_Extract provided_:
================================
Developing a uranium mine is expensive and complex since the material is hazardous - it takes about 15
years from discovery to production. Therefore, even if a massive effort were now launched to find and
develop new mines, there will still be an eight-year gap after 2013. China is already scrambling to corner
contracts for uranium ore, and uranium prices have soared by 400% over the past six years.
While the element uranium is commonly available, concentrated uranium ore suitable for energy is limited.
Uranium ore is rock containing uranium mineralisation in concentrations that can be mined economically.
The main argument used by the nuclear industry for downplaying this crisis is that, if necessary, thorium can
be used instead of uranium as reactor fuel, and thorium is abundant. However, the US, Russia, Germany, In
dia, and Japan have all studied thorium reactors for 30 years, yet no commercial thorium reactor has ever
been constructed. Another idea is to reuse uranium in "fast breeder" reactors. This is feasible, but such
reactors are more complex, more costly and more dangerous, which is why the US halted their use in
the 1970s and the UK abandoned the idea in 1994. There is, at present, no serious large-scale attempt to
convert to either thorium or breeder reactors anywhere in the world, making widespread closures of
traditional uranium fuelled reactors within a decade a real possibility.
Meanwhile, as demand rises and supplies fail to keep up, a 10-fold increase in the price of uranium over the
next few years is not impossible.
[...]
The imminent uranium shortage has been admitted by the World Nuclear Association, which provided a
chart of the unfolding crisis on its website in July. But while the nuclear industry is comfortable with
debating the safety of nuclear reactors it will not discuss the uranium supply shortfall.
Philip Dewhurst, chairman of the Nuclear Industry Association, has said it is necessary to examine
replacing those nuclear generators that are due to be closed "whether the uranium supply is plentiful
or not". But, as uranium hoarding begins, a major shortage could arise sooner than 2013...
http://www.epolitix.com/EN/MPWebsites/Michael+Meacher/40303555-df13-4f07-aa3e-467305d89ae5.htm
and (with links to charts)
http://world-nuclear.org/sym/2003/connor.htm
such as demand forecasts from 2003 (probably revised upward since)
================================
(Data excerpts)

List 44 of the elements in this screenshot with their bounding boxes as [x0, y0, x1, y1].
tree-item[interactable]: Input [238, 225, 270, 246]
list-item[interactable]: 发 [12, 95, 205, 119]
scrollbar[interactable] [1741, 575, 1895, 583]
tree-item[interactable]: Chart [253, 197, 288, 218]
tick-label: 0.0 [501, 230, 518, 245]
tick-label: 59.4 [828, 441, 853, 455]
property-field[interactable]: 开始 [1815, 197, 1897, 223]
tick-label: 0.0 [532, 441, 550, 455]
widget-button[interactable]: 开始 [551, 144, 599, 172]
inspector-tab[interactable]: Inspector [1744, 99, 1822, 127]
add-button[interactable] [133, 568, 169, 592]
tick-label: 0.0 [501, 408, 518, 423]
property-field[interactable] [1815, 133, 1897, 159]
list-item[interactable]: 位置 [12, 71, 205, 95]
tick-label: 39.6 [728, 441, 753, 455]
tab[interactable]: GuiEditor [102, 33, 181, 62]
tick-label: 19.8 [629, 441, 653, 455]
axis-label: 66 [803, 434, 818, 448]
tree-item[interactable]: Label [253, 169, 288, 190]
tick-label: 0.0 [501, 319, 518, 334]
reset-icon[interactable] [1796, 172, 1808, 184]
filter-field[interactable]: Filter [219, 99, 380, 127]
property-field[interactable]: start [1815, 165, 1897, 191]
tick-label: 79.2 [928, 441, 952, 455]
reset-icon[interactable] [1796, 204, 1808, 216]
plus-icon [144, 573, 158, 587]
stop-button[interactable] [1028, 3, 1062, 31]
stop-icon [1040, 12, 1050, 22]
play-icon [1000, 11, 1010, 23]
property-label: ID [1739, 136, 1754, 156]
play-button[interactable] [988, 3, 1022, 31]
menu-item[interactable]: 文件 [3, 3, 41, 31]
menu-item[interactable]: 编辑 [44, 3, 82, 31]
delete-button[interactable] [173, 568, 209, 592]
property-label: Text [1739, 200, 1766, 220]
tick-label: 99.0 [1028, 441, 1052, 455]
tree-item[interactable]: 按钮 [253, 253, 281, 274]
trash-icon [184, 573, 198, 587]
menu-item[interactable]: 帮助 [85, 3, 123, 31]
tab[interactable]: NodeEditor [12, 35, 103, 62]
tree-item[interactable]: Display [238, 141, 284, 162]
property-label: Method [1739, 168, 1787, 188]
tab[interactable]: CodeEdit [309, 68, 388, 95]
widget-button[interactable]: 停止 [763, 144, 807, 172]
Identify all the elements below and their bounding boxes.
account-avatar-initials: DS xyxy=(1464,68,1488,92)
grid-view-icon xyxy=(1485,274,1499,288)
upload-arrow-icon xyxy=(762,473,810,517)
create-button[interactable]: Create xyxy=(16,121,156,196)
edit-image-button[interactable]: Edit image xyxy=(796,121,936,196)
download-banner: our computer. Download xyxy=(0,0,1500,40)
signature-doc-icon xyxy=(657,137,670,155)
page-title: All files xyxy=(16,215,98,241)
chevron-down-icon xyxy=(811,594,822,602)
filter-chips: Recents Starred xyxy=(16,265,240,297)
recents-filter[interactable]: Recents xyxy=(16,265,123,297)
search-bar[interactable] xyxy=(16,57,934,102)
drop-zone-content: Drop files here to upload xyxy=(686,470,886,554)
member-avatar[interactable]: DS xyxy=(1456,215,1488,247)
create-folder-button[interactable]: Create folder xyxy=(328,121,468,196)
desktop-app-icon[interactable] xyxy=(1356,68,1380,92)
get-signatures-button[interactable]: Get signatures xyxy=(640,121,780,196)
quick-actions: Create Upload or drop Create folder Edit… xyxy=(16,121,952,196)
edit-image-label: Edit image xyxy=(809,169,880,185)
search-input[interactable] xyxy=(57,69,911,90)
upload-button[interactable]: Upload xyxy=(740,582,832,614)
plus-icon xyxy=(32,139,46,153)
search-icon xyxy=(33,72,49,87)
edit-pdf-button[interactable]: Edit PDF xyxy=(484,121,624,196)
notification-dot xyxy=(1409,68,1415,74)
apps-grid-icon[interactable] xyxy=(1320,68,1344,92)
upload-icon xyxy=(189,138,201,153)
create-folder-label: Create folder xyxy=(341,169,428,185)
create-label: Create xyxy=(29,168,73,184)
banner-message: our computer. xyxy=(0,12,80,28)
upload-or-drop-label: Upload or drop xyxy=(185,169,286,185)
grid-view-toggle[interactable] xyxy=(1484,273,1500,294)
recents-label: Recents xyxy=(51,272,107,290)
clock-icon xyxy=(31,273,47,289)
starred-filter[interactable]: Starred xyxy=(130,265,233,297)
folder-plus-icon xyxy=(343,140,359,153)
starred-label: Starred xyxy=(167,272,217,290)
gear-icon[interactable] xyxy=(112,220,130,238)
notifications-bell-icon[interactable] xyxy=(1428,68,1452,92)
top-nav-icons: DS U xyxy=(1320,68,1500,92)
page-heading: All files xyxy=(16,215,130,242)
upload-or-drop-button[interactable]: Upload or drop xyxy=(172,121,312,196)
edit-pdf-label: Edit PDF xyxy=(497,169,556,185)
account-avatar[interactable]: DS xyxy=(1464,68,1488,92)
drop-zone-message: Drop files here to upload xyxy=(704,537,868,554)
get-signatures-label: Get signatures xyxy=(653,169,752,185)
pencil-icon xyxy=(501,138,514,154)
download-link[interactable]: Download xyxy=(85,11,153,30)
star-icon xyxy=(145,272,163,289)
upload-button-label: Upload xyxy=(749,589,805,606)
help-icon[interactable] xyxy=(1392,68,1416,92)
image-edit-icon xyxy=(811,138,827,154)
================================
_Tasks to perform_:
- A) Which countries does the uranium shortage text say have studied thorium reactors for 30 years?
- B) Carry on the uranium shortage text from the point where it stops.
The listing has no connection to the text about the uranium shortage.

_Responses by task_:
- A) The US, Russia, Germany, India, and Japan.

- B)
http://www.uic.com.au/WNA-UraniumSustainability.pdf
and it guess it will get back to EROEI with low grade reserves. It also looks like fast breeder reactors are not yet reliable. Even if there is just half a century of reserves that could be the lifeline for the world to sort out issues like GW and sustainable population. Several decades of nuclear could provide low CO2 baseload power to underpin irregular sources, hydrogenation of poor quality liquid fuels and electrification of transport (PHEVs, light rail etc). The big mistake would be to exploit uranium thinking something else will replace it. Like I said, it's a lifeline and a one-off.
Not going to happen in US, but I bet China would do it if need be. And offer to take troublesome nuclear waste off of others' hands.
http://www.uic.com.au/nip77.htm
One of the most striking points is the profitability and EROEI of conventional nuclear power is dependent on never properly disposing of wastes or decommissioning and disassembling power plants. In light of that, the continuing inaction on a permanent disposal site in the U.S. is a lot more understandable.
There is also an audio recording of the author presenting his thesis. The research that the article is based on is available here.
Does any body know if it is recycled after use to make Uranium Hexafluoride for enrichment and if not is there are fundamental reason it could not be?
Our determination to keep Iran from developing nuclear processing also becomes a little more understandable. If we succeed, their uranium stays available to the world market and we might get to purloin the plutonium produced in their reactors and reactors in other nations that might turn to them for reprocessing.
Which leads me to wonder if J.Edgar's real adgenda was to gain for the ruling class all there is to know about the mafia's methods. So that they might apply them on a larger scale.